REQUEST: Locate the lines that hold the string "name". Copy every such line.
++++ INFORMATION PROVIDED ++++
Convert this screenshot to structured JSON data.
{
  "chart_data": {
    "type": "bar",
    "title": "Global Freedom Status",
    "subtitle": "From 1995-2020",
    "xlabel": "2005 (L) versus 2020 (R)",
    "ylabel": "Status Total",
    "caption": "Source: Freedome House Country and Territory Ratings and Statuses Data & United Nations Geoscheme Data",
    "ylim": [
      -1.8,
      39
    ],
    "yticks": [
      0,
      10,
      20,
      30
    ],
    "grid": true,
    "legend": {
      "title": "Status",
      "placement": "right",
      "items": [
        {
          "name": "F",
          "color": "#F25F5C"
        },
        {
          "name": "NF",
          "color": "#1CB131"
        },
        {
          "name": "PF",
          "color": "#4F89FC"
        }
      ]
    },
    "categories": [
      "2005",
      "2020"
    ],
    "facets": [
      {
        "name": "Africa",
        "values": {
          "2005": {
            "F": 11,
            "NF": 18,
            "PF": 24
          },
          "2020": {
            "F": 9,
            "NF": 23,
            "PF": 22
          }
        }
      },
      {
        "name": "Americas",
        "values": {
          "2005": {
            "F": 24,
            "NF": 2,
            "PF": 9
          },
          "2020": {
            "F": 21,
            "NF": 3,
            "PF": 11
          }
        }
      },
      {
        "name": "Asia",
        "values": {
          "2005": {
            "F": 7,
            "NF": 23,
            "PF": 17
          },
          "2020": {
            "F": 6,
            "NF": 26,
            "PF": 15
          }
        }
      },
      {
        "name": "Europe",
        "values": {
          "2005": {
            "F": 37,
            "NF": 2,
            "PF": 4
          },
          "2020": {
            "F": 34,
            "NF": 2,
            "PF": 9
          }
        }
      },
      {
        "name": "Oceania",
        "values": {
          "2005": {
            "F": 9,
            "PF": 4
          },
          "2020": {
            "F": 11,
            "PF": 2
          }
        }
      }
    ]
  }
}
++++
PROBLEM SOLUTION:
          "name": "F",
          "name": "NF",
          "name": "PF",
        "name": "Africa",
        "name": "Americas",
        "name": "Asia",
        "name": "Europe",
        "name": "Oceania",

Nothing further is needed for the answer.